### [Task description]
Look through the records below, count the lines with the word "color", and reply with only the number.

### [Material provided]
_____
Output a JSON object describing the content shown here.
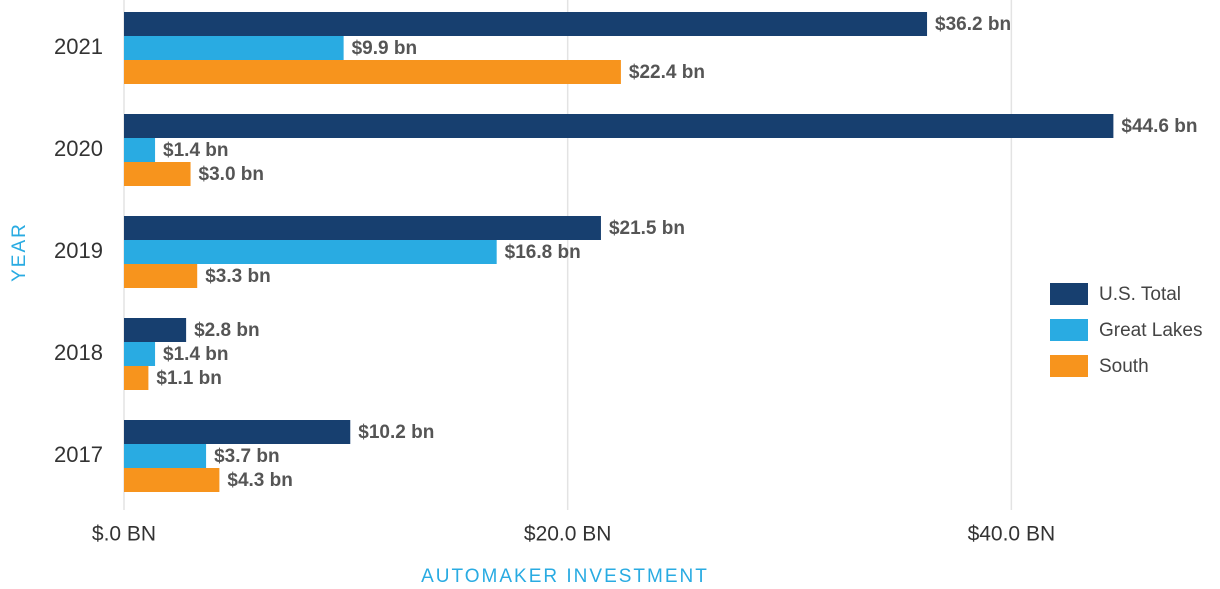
{
  "chart_data": {
    "type": "hbar",
    "categories": [
      "2021",
      "2020",
      "2019",
      "2018",
      "2017"
    ],
    "series": [
      {
        "name": "U.S. Total",
        "color": "#173f6f",
        "values": [
          36.2,
          44.6,
          21.5,
          2.8,
          10.2
        ],
        "value_labels": [
          "$36.2 bn",
          "$44.6 bn",
          "$21.5 bn",
          "$2.8 bn",
          "$10.2 bn"
        ]
      },
      {
        "name": "Great Lakes",
        "color": "#29abe2",
        "values": [
          9.9,
          1.4,
          16.8,
          1.4,
          3.7
        ],
        "value_labels": [
          "$9.9 bn",
          "$1.4 bn",
          "$16.8 bn",
          "$1.4 bn",
          "$3.7 bn"
        ]
      },
      {
        "name": "South",
        "color": "#f7941d",
        "values": [
          22.4,
          3.0,
          3.3,
          1.1,
          4.3
        ],
        "value_labels": [
          "$22.4 bn",
          "$3.0 bn",
          "$3.3 bn",
          "$1.1 bn",
          "$4.3 bn"
        ]
      }
    ],
    "xlabel": "AUTOMAKER INVESTMENT",
    "ylabel": "YEAR",
    "xlim": [
      0,
      49
    ],
    "xticks": [
      {
        "value": 0,
        "label": "$.0 BN"
      },
      {
        "value": 20,
        "label": "$20.0 BN"
      },
      {
        "value": 40,
        "label": "$40.0 BN"
      }
    ],
    "grid": true,
    "legend": "right"
  }
}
_____
### [Exercise output]
3